■ **THE REQUEST**
Determine the count of lines holding the string "Perkins". Return only the number.

* * * * * * *

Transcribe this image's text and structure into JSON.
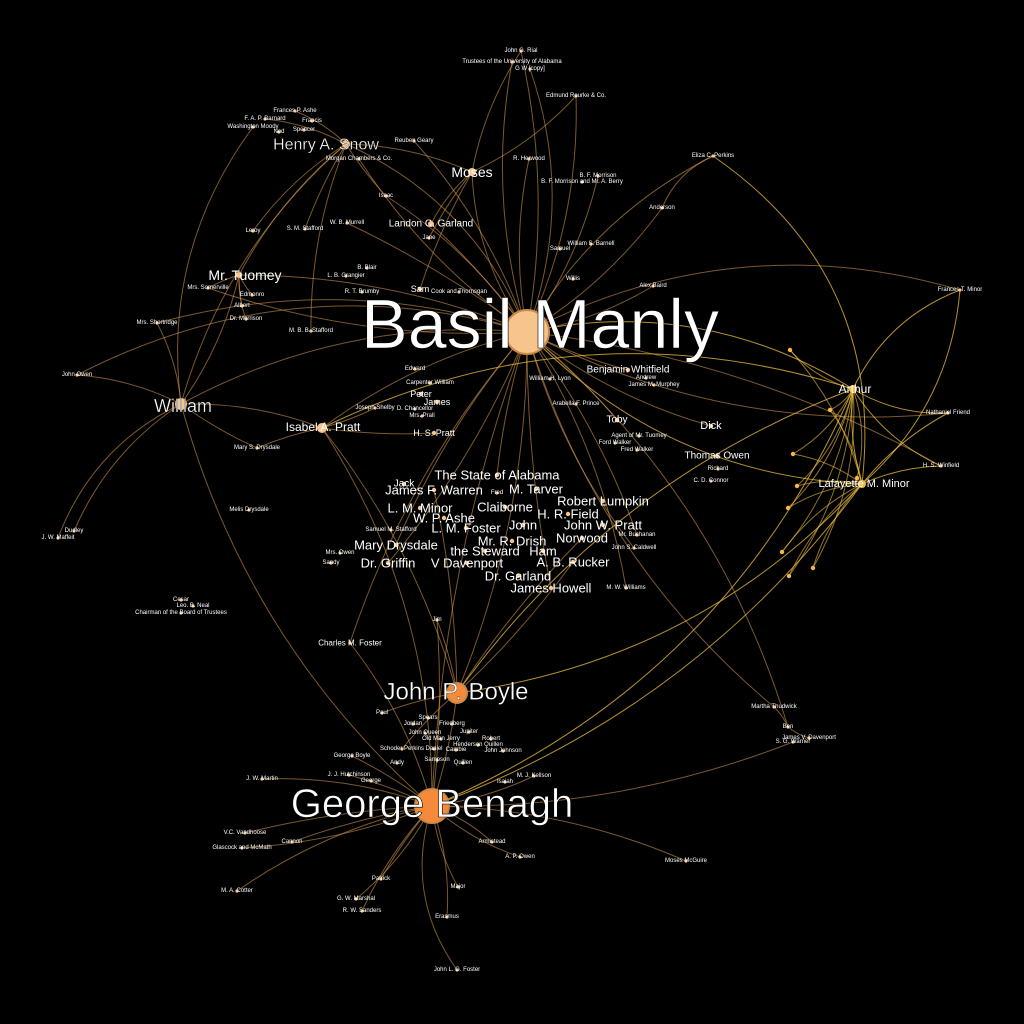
{
  "colors": {
    "background": "#000000",
    "edge": "#e0a050",
    "edge_gold": "#f0c040",
    "node_peach": "#f6c48c",
    "node_orange": "#f58a3a",
    "node_gold": "#f2b84a",
    "label": "#ffffff"
  },
  "nodes": [
    {
      "id": "basil",
      "label": "Basil Manly",
      "tier": 1,
      "color": "peach"
    },
    {
      "id": "benagh",
      "label": "George Benagh",
      "tier": 1,
      "color": "orange"
    },
    {
      "id": "boyle",
      "label": "John P. Boyle",
      "tier": 2,
      "color": "orange"
    },
    {
      "id": "snow",
      "label": "Henry A. Snow",
      "tier": 3,
      "color": "peach"
    },
    {
      "id": "william",
      "label": "William",
      "tier": 3,
      "color": "peach"
    },
    {
      "id": "tuomey",
      "label": "Mr. Tuomey",
      "tier": 4,
      "color": "peach"
    },
    {
      "id": "moses",
      "label": "Moses",
      "tier": 4,
      "color": "peach"
    },
    {
      "id": "isabel",
      "label": "Isabel A. Pratt",
      "tier": 4,
      "color": "peach"
    },
    {
      "id": "arthur",
      "label": "Arthur",
      "tier": 4,
      "color": "gold"
    },
    {
      "id": "lafayette",
      "label": "Lafayette M. Minor",
      "tier": 4,
      "color": "gold"
    },
    {
      "id": "landon",
      "label": "Landon C. Garland",
      "tier": 5,
      "color": "peach"
    },
    {
      "id": "stateal",
      "label": "The State of Alabama",
      "tier": 5
    },
    {
      "id": "warren",
      "label": "James F. Warren",
      "tier": 5
    },
    {
      "id": "tarver",
      "label": "M. Tarver",
      "tier": 5
    },
    {
      "id": "lumpkin",
      "label": "Robert Lumpkin",
      "tier": 5
    },
    {
      "id": "lminor",
      "label": "L. M. Minor",
      "tier": 5
    },
    {
      "id": "claiborne",
      "label": "Claiborne",
      "tier": 5
    },
    {
      "id": "field",
      "label": "H. R. Field",
      "tier": 5
    },
    {
      "id": "ashe",
      "label": "W. P. Ashe",
      "tier": 5
    },
    {
      "id": "lmfoster",
      "label": "L. M. Foster",
      "tier": 5
    },
    {
      "id": "john",
      "label": "John",
      "tier": 5
    },
    {
      "id": "jwpratt",
      "label": "John W. Pratt",
      "tier": 5
    },
    {
      "id": "drish",
      "label": "Mr. R. Drish",
      "tier": 5
    },
    {
      "id": "norwood",
      "label": "Norwood",
      "tier": 5
    },
    {
      "id": "mdrysdale",
      "label": "Mary Drysdale",
      "tier": 5
    },
    {
      "id": "steward",
      "label": "the Steward",
      "tier": 5
    },
    {
      "id": "ham",
      "label": "Ham",
      "tier": 5
    },
    {
      "id": "griffin",
      "label": "Dr. Griffin",
      "tier": 5
    },
    {
      "id": "vdavenport",
      "label": "V Davenport",
      "tier": 5
    },
    {
      "id": "rucker",
      "label": "A. B. Rucker",
      "tier": 5
    },
    {
      "id": "garland",
      "label": "Dr. Garland",
      "tier": 5
    },
    {
      "id": "jhowell",
      "label": "James Howell",
      "tier": 5
    },
    {
      "id": "whitfield",
      "label": "Benjamin Whitfield",
      "tier": 5
    },
    {
      "id": "dick",
      "label": "Dick",
      "tier": 5
    },
    {
      "id": "towen",
      "label": "Thomas Owen",
      "tier": 5
    },
    {
      "id": "toby",
      "label": "Toby",
      "tier": 5
    },
    {
      "id": "jack",
      "label": "Jack",
      "tier": 5
    },
    {
      "id": "peter",
      "label": "Peter",
      "tier": 5
    },
    {
      "id": "james",
      "label": "James",
      "tier": 5
    },
    {
      "id": "hspratt",
      "label": "H. S. Pratt",
      "tier": 5
    },
    {
      "id": "sam",
      "label": "Sam",
      "tier": 5
    },
    {
      "id": "rial",
      "label": "John G. Rial",
      "tier": 6
    },
    {
      "id": "trustees",
      "label": "Trustees of the University of Alabama",
      "tier": 6
    },
    {
      "id": "gw",
      "label": "G W [copy]",
      "tier": 6
    },
    {
      "id": "rourke",
      "label": "Edmund Rourke & Co.",
      "tier": 6
    },
    {
      "id": "fpashe",
      "label": "Frances P. Ashe",
      "tier": 6
    },
    {
      "id": "barnard",
      "label": "F. A. P. Barnard",
      "tier": 6
    },
    {
      "id": "francis",
      "label": "Francis",
      "tier": 6
    },
    {
      "id": "wmoody",
      "label": "Washington Moody",
      "tier": 6
    },
    {
      "id": "ned",
      "label": "Ned",
      "tier": 6
    },
    {
      "id": "spencer",
      "label": "Spencer",
      "tier": 6
    },
    {
      "id": "rgeary",
      "label": "Reuben Geary",
      "tier": 6
    },
    {
      "id": "morgan",
      "label": "Morgan Chambers & Co.",
      "tier": 6
    },
    {
      "id": "rherwood",
      "label": "R. Herwood",
      "tier": 6
    },
    {
      "id": "bfmorrison",
      "label": "B. F. Morrison",
      "tier": 6
    },
    {
      "id": "bfmandberry",
      "label": "B. F. Morrison and Mr. A. Berry",
      "tier": 6
    },
    {
      "id": "eliza",
      "label": "Eliza C. Perkins",
      "tier": 6
    },
    {
      "id": "isaac",
      "label": "Isaac",
      "tier": 6
    },
    {
      "id": "anderson",
      "label": "Anderson",
      "tier": 6
    },
    {
      "id": "leroy",
      "label": "Leroy",
      "tier": 6
    },
    {
      "id": "smstafford",
      "label": "S. M. Stafford",
      "tier": 6
    },
    {
      "id": "wbmurrell",
      "label": "W. B. Murrell",
      "tier": 6
    },
    {
      "id": "jane",
      "label": "Jane",
      "tier": 6
    },
    {
      "id": "samuel",
      "label": "Samuel",
      "tier": 6
    },
    {
      "id": "wbarnell",
      "label": "William S. Barnell",
      "tier": 6
    },
    {
      "id": "bblair",
      "label": "B. Blair",
      "tier": 6
    },
    {
      "id": "lbgrangier",
      "label": "L. B. Grangier",
      "tier": 6
    },
    {
      "id": "willis",
      "label": "Willis",
      "tier": 6
    },
    {
      "id": "abaird",
      "label": "Alex Baird",
      "tier": 6
    },
    {
      "id": "somerville",
      "label": "Mrs. Somerville",
      "tier": 6
    },
    {
      "id": "edmonro",
      "label": "Edmonro",
      "tier": 6
    },
    {
      "id": "rtbrumby",
      "label": "R. T. Brumby",
      "tier": 6
    },
    {
      "id": "cookthornsgan",
      "label": "Cook and Thornsgan",
      "tier": 6
    },
    {
      "id": "ftminor",
      "label": "Frances T. Minor",
      "tier": 6
    },
    {
      "id": "albert",
      "label": "Albert",
      "tier": 6
    },
    {
      "id": "drmorrison",
      "label": "Dr. Morrison",
      "tier": 6
    },
    {
      "id": "mbbstafford",
      "label": "M. B. B. Stafford",
      "tier": 6
    },
    {
      "id": "shortridge",
      "label": "Mrs. Shortridge",
      "tier": 6
    },
    {
      "id": "jowen",
      "label": "John Owen",
      "tier": 6
    },
    {
      "id": "edward",
      "label": "Edward",
      "tier": 6
    },
    {
      "id": "cwilliam",
      "label": "Carpenter William",
      "tier": 6
    },
    {
      "id": "wmlyon",
      "label": "William H. Lyon",
      "tier": 6
    },
    {
      "id": "andrew",
      "label": "Andrew",
      "tier": 6
    },
    {
      "id": "jmmurphey",
      "label": "James M. Murphey",
      "tier": 6
    },
    {
      "id": "arabella",
      "label": "Arabella F. Prince",
      "tier": 6
    },
    {
      "id": "nfriend",
      "label": "Nathaniel Friend",
      "tier": 6
    },
    {
      "id": "jshelby",
      "label": "Joseph Shelby",
      "tier": 6
    },
    {
      "id": "dchancellor",
      "label": "D. Chancellor",
      "tier": 6
    },
    {
      "id": "mrsprall",
      "label": "Mrs. Prall",
      "tier": 6
    },
    {
      "id": "agent",
      "label": "Agent of Mr. Tuomey",
      "tier": 6
    },
    {
      "id": "fordwalker",
      "label": "Ford Walker",
      "tier": 6
    },
    {
      "id": "fredwalker",
      "label": "Fred Walker",
      "tier": 6
    },
    {
      "id": "msdrysdale",
      "label": "Mary S. Drysdale",
      "tier": 6
    },
    {
      "id": "hswinfield",
      "label": "H. S. Winfield",
      "tier": 6
    },
    {
      "id": "richard",
      "label": "Richard",
      "tier": 6
    },
    {
      "id": "cdconnor",
      "label": "C. D. Connor",
      "tier": 6
    },
    {
      "id": "fred",
      "label": "Fred",
      "tier": 6
    },
    {
      "id": "melissdrysdale",
      "label": "Melis Drysdale",
      "tier": 6
    },
    {
      "id": "dudley",
      "label": "Dudley",
      "tier": 6
    },
    {
      "id": "jwmaffeit",
      "label": "J. W. Maffeit",
      "tier": 6
    },
    {
      "id": "smstafford2",
      "label": "Samuel M. Stafford",
      "tier": 6
    },
    {
      "id": "mbuchanan",
      "label": "Mr. Buchanan",
      "tier": 6
    },
    {
      "id": "jscaldwell",
      "label": "John S. Caldwell",
      "tier": 6
    },
    {
      "id": "mrsowen",
      "label": "Mrs. Owen",
      "tier": 6
    },
    {
      "id": "sandy",
      "label": "Sandy",
      "tier": 6
    },
    {
      "id": "mwwilliams",
      "label": "M. W. Williams",
      "tier": 6
    },
    {
      "id": "cesar",
      "label": "Cesar",
      "tier": 6
    },
    {
      "id": "leobneal",
      "label": "Leo. B. Neal",
      "tier": 6
    },
    {
      "id": "chairman",
      "label": "Chairman of the Board of Trustees",
      "tier": 6
    },
    {
      "id": "cmfoster",
      "label": "Charles M. Foster",
      "tier": 6
    },
    {
      "id": "jim",
      "label": "Jim",
      "tier": 6
    },
    {
      "id": "paul",
      "label": "Paul",
      "tier": 6
    },
    {
      "id": "jordan",
      "label": "Jordan",
      "tier": 6
    },
    {
      "id": "spears",
      "label": "Spears",
      "tier": 6
    },
    {
      "id": "friedberg",
      "label": "Friedberg",
      "tier": 6
    },
    {
      "id": "johnqueen",
      "label": "John Queen",
      "tier": 6
    },
    {
      "id": "jupiter",
      "label": "Jupiter",
      "tier": 6
    },
    {
      "id": "oldmanjerry",
      "label": "Old Man Jerry",
      "tier": 6
    },
    {
      "id": "robert",
      "label": "Robert",
      "tier": 6
    },
    {
      "id": "schoder",
      "label": "Schoder Perkins",
      "tier": 6
    },
    {
      "id": "daniel",
      "label": "Daniel",
      "tier": 6
    },
    {
      "id": "henderson",
      "label": "Henderson Quillen",
      "tier": 6
    },
    {
      "id": "cambie",
      "label": "Cambie",
      "tier": 6
    },
    {
      "id": "jjohnson",
      "label": "John Johnson",
      "tier": 6
    },
    {
      "id": "gboyle",
      "label": "George Boyle",
      "tier": 6
    },
    {
      "id": "andy",
      "label": "Andy",
      "tier": 6
    },
    {
      "id": "sampson",
      "label": "Sampson",
      "tier": 6
    },
    {
      "id": "quillen",
      "label": "Quillen",
      "tier": 6
    },
    {
      "id": "jjhutchinson",
      "label": "J. J. Hutchinson",
      "tier": 6
    },
    {
      "id": "george",
      "label": "George",
      "tier": 6
    },
    {
      "id": "mjkellson",
      "label": "M. J. Kellson",
      "tier": 6
    },
    {
      "id": "isaiah",
      "label": "Isaiah",
      "tier": 6
    },
    {
      "id": "jwmartin",
      "label": "J. W. Martin",
      "tier": 6
    },
    {
      "id": "vcvandhoose",
      "label": "V.C. Vandhoose",
      "tier": 6
    },
    {
      "id": "glascock",
      "label": "Glascock and McMath",
      "tier": 6
    },
    {
      "id": "cannon",
      "label": "Cannon",
      "tier": 6
    },
    {
      "id": "armistead",
      "label": "Armistead",
      "tier": 6
    },
    {
      "id": "apowen",
      "label": "A. P. Owen",
      "tier": 6
    },
    {
      "id": "mosesmcguire",
      "label": "Moses McGuire",
      "tier": 6
    },
    {
      "id": "patrick",
      "label": "Patrick",
      "tier": 6
    },
    {
      "id": "major",
      "label": "Major",
      "tier": 6
    },
    {
      "id": "macotter",
      "label": "M. A. Cotter",
      "tier": 6
    },
    {
      "id": "gwmarshal",
      "label": "G. W. Marshal",
      "tier": 6
    },
    {
      "id": "rwsanders",
      "label": "R. W. Sanders",
      "tier": 6
    },
    {
      "id": "erasmus",
      "label": "Erasmus",
      "tier": 6
    },
    {
      "id": "jlgfoster",
      "label": "John L. G. Foster",
      "tier": 6
    },
    {
      "id": "thudwick",
      "label": "Martha Thudwick",
      "tier": 6
    },
    {
      "id": "ben",
      "label": "Ben",
      "tier": 6
    },
    {
      "id": "jvdavenport",
      "label": "James V. Davenport",
      "tier": 6
    },
    {
      "id": "sgwarner",
      "label": "S. G. Warner",
      "tier": 6
    }
  ]
}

* * * * * * *

■ **SOLUTION FOR THIS TASK**
2